▶ _THE TASK_
Reproduce the data exactly.

▶ _RAW RECORDS_
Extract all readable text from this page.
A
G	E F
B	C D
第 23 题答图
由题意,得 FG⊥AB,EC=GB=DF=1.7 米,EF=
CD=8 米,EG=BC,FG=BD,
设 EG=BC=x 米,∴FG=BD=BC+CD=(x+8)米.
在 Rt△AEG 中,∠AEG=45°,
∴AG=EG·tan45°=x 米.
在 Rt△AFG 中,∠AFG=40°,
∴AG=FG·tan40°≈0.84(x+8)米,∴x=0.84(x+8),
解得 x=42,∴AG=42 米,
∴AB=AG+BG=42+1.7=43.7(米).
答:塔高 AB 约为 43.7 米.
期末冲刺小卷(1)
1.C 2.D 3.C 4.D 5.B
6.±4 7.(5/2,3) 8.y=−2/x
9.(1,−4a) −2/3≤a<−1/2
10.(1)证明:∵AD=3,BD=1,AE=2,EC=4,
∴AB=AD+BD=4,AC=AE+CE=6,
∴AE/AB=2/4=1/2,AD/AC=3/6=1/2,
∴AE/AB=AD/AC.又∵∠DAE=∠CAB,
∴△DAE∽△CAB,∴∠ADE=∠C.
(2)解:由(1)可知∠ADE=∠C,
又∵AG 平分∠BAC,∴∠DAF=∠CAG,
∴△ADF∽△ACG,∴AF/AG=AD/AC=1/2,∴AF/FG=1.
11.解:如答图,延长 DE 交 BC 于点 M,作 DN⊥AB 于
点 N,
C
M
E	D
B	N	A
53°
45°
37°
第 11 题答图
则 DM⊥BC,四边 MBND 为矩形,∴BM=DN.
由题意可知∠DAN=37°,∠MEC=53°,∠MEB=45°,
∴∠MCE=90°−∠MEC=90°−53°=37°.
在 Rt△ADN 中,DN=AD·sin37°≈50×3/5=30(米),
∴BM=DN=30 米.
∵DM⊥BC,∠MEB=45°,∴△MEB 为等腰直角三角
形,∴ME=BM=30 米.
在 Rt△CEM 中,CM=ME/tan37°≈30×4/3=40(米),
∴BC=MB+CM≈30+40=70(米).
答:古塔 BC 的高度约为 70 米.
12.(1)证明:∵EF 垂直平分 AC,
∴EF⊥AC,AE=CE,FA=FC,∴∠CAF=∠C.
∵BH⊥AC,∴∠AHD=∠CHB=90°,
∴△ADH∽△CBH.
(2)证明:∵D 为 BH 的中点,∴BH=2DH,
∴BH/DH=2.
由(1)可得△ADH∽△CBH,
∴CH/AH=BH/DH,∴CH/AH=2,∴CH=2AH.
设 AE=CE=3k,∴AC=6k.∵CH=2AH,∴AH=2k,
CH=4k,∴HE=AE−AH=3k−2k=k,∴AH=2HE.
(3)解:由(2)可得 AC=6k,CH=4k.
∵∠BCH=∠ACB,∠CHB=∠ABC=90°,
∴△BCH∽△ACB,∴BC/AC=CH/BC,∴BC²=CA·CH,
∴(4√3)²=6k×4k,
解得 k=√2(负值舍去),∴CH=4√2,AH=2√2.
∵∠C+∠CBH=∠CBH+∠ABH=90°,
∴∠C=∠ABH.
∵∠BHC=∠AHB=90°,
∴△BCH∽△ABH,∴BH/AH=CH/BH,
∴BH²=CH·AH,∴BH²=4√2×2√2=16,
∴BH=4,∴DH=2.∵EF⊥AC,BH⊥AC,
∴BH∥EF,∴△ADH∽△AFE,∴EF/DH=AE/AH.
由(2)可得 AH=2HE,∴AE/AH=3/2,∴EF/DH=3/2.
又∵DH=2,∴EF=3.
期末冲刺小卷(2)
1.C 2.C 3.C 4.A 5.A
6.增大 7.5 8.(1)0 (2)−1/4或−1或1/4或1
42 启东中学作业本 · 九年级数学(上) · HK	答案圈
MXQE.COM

▶ _EXERCISE OUTPUT_
Extract all readable text from this page.
A
G	E F
B	C D
第 23 题答图
由题意,得 FG⊥AB,EC=GB=DF=1.7 米,EF=
CD=8 米,EG=BC,FG=BD,
设 EG=BC=x 米,∴FG=BD=BC+CD=(x+8)米.
在 Rt△AEG 中,∠AEG=45°,
∴AG=EG·tan45°=x 米.
在 Rt△AFG 中,∠AFG=40°,
∴AG=FG·tan40°≈0.84(x+8)米,∴x=0.84(x+8),
解得 x=42,∴AG=42 米,
∴AB=AG+BG=42+1.7=43.7(米).
答:塔高 AB 约为 43.7 米.
期末冲刺小卷(1)
1.C 2.D 3.C 4.D 5.B
6.±4 7.(5/2,3) 8.y=−2/x
9.(1,−4a) −2/3≤a<−1/2
10.(1)证明:∵AD=3,BD=1,AE=2,EC=4,
∴AB=AD+BD=4,AC=AE+CE=6,
∴AE/AB=2/4=1/2,AD/AC=3/6=1/2,
∴AE/AB=AD/AC.又∵∠DAE=∠CAB,
∴△DAE∽△CAB,∴∠ADE=∠C.
(2)解:由(1)可知∠ADE=∠C,
又∵AG 平分∠BAC,∴∠DAF=∠CAG,
∴△ADF∽△ACG,∴AF/AG=AD/AC=1/2,∴AF/FG=1.
11.解:如答图,延长 DE 交 BC 于点 M,作 DN⊥AB 于
点 N,
C
M
E	D
B	N	A
53°
45°
37°
第 11 题答图
则 DM⊥BC,四边 MBND 为矩形,∴BM=DN.
由题意可知∠DAN=37°,∠MEC=53°,∠MEB=45°,
∴∠MCE=90°−∠MEC=90°−53°=37°.
在 Rt△ADN 中,DN=AD·sin37°≈50×3/5=30(米),
∴BM=DN=30 米.
∵DM⊥BC,∠MEB=45°,∴△MEB 为等腰直角三角
形,∴ME=BM=30 米.
在 Rt△CEM 中,CM=ME/tan37°≈30×4/3=40(米),
∴BC=MB+CM≈30+40=70(米).
答:古塔 BC 的高度约为 70 米.
12.(1)证明:∵EF 垂直平分 AC,
∴EF⊥AC,AE=CE,FA=FC,∴∠CAF=∠C.
∵BH⊥AC,∴∠AHD=∠CHB=90°,
∴△ADH∽△CBH.
(2)证明:∵D 为 BH 的中点,∴BH=2DH,
∴BH/DH=2.
由(1)可得△ADH∽△CBH,
∴CH/AH=BH/DH,∴CH/AH=2,∴CH=2AH.
设 AE=CE=3k,∴AC=6k.∵CH=2AH,∴AH=2k,
CH=4k,∴HE=AE−AH=3k−2k=k,∴AH=2HE.
(3)解:由(2)可得 AC=6k,CH=4k.
∵∠BCH=∠ACB,∠CHB=∠ABC=90°,
∴△BCH∽△ACB,∴BC/AC=CH/BC,∴BC²=CA·CH,
∴(4√3)²=6k×4k,
解得 k=√2(负值舍去),∴CH=4√2,AH=2√2.
∵∠C+∠CBH=∠CBH+∠ABH=90°,
∴∠C=∠ABH.
∵∠BHC=∠AHB=90°,
∴△BCH∽△ABH,∴BH/AH=CH/BH,
∴BH²=CH·AH,∴BH²=4√2×2√2=16,
∴BH=4,∴DH=2.∵EF⊥AC,BH⊥AC,
∴BH∥EF,∴△ADH∽△AFE,∴EF/DH=AE/AH.
由(2)可得 AH=2HE,∴AE/AH=3/2,∴EF/DH=3/2.
又∵DH=2,∴EF=3.
期末冲刺小卷(2)
1.C 2.C 3.C 4.A 5.A
6.增大 7.5 8.(1)0 (2)−1/4或−1或1/4或1
42 启东中学作业本 · 九年级数学(上) · HK	答案圈
MXQE.COM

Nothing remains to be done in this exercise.